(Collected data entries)
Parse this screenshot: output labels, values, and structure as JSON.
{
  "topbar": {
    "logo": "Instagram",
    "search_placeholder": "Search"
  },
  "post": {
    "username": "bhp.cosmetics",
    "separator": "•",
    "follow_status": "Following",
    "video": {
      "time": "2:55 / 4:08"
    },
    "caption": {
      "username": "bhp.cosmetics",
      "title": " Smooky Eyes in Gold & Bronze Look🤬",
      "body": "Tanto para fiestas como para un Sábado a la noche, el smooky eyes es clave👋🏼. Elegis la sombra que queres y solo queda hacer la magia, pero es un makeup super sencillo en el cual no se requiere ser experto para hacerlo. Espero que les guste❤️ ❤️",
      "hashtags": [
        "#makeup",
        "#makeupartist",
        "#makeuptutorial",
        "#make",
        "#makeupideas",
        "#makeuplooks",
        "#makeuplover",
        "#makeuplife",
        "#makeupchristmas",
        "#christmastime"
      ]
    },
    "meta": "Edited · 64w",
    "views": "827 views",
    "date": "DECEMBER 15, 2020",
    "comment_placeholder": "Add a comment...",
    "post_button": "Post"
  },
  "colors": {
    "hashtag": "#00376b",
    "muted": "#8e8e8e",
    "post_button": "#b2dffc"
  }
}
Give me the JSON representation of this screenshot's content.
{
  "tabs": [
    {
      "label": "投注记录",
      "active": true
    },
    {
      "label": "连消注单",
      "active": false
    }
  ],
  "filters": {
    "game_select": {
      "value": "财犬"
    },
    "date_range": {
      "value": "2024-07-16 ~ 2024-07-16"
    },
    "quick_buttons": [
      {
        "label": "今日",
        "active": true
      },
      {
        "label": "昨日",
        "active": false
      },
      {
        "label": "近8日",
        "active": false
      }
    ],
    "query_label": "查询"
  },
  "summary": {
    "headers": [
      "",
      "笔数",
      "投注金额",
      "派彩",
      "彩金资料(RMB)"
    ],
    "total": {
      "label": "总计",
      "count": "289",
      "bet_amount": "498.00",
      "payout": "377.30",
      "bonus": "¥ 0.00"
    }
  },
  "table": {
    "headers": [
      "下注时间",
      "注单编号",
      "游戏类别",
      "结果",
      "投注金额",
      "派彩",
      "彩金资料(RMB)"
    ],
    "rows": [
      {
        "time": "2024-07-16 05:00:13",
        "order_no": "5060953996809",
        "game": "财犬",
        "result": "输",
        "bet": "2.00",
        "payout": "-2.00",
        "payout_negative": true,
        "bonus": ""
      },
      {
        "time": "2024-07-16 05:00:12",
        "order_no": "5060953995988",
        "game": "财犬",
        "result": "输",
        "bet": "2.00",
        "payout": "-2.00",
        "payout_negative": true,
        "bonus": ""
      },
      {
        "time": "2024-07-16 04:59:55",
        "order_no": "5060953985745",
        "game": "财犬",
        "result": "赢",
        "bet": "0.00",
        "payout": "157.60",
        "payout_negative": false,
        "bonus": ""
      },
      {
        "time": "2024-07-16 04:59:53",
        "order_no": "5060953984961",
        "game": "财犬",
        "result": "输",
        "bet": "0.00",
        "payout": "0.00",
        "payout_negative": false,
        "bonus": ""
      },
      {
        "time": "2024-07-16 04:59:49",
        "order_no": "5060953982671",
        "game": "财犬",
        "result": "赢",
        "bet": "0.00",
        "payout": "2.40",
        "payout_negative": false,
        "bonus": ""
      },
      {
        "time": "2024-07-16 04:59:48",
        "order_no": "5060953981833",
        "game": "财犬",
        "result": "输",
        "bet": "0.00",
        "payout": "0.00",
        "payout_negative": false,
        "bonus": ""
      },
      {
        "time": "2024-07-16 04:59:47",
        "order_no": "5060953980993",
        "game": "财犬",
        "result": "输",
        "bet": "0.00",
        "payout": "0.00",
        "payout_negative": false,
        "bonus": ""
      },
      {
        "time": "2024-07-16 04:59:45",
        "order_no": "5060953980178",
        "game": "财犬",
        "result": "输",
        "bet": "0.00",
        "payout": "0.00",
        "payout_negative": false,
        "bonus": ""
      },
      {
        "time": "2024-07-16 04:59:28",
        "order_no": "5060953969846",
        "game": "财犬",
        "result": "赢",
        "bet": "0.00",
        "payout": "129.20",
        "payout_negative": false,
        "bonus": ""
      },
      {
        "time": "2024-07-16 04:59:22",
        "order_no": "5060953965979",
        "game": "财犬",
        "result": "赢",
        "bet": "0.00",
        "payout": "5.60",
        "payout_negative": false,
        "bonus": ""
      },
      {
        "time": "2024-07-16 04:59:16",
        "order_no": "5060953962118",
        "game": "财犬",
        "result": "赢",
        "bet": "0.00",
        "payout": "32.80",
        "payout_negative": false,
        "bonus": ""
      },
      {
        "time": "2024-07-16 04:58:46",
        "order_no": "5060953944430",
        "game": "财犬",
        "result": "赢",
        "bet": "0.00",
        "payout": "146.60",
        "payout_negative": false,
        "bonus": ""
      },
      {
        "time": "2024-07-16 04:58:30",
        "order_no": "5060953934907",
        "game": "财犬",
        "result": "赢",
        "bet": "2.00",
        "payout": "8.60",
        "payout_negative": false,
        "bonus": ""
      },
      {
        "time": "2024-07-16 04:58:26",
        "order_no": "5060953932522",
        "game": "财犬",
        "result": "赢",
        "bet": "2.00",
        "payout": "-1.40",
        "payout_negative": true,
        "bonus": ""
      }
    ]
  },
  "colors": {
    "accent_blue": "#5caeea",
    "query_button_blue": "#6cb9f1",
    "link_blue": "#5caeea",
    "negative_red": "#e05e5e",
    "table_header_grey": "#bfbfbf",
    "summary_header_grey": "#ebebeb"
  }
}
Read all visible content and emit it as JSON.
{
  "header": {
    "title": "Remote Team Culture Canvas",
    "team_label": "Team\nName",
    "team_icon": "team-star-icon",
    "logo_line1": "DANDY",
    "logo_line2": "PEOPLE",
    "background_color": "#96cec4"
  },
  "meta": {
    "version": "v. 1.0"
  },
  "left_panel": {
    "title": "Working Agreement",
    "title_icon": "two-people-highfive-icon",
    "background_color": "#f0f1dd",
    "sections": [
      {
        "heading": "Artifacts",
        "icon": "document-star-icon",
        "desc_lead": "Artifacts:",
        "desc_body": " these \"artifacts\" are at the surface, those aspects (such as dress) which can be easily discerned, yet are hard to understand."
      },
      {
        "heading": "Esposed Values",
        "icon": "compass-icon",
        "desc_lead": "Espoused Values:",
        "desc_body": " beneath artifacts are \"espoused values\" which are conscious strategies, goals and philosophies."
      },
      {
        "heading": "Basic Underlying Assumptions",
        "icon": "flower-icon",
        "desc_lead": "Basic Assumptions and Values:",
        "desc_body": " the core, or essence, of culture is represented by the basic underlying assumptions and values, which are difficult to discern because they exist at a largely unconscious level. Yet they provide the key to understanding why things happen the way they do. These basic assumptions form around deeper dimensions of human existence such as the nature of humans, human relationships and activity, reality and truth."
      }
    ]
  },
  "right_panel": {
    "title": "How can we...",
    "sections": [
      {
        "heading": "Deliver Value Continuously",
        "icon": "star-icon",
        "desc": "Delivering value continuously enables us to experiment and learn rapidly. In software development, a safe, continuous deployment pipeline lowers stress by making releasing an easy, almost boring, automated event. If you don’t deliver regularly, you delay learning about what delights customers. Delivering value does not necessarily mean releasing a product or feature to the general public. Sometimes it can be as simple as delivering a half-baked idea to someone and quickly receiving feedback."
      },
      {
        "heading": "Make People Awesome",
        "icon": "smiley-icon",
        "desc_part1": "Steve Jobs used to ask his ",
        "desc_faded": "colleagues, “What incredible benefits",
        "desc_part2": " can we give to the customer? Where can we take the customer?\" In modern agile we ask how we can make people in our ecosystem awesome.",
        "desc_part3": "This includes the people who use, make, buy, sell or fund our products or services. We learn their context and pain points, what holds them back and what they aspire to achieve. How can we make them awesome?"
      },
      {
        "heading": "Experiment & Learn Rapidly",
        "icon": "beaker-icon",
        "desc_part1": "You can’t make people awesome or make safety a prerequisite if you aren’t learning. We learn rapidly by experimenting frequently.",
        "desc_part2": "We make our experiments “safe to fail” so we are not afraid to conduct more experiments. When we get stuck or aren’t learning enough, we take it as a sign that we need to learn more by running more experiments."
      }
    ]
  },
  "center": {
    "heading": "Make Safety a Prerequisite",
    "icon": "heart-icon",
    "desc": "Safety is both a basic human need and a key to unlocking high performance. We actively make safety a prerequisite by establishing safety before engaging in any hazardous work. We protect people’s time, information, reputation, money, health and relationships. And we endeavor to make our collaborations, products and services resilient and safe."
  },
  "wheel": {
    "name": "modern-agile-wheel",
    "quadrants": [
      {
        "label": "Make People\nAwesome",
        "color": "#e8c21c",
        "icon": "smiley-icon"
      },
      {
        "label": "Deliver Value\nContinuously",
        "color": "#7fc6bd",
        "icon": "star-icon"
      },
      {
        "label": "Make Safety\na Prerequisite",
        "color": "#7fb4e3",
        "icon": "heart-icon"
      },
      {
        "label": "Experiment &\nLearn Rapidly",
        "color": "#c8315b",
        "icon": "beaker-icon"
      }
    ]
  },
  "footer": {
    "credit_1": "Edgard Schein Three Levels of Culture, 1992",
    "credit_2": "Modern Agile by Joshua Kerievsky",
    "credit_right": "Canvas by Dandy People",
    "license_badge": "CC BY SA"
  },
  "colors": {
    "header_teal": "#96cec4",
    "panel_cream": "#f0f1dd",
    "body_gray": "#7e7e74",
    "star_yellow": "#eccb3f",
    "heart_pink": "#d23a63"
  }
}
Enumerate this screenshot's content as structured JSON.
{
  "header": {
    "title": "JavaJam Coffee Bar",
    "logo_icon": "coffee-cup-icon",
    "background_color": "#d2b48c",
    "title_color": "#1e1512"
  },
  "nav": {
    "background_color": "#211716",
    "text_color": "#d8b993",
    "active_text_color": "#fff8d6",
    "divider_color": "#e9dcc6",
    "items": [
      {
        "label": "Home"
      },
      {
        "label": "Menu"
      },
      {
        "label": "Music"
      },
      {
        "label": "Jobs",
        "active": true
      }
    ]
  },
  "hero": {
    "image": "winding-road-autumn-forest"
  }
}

Written instruction
Look above for the line containing "Enumerate this screenshot's", then transcribe it and all lines after it through the last, exactly and with nothing else.

The reply
Enumerate this screenshot's content as structured JSON.
{
  "header": {
    "title": "JavaJam Coffee Bar",
    "logo_icon": "coffee-cup-icon",
    "background_color": "#d2b48c",
    "title_color": "#1e1512"
  },
  "nav": {
    "background_color": "#211716",
    "text_color": "#d8b993",
    "active_text_color": "#fff8d6",
    "divider_color": "#e9dcc6",
    "items": [
      {
        "label": "Home"
      },
      {
        "label": "Menu"
      },
      {
        "label": "Music"
      },
      {
        "label": "Jobs",
        "active": true
      }
    ]
  },
  "hero": {
    "image": "winding-road-autumn-forest"
  }
}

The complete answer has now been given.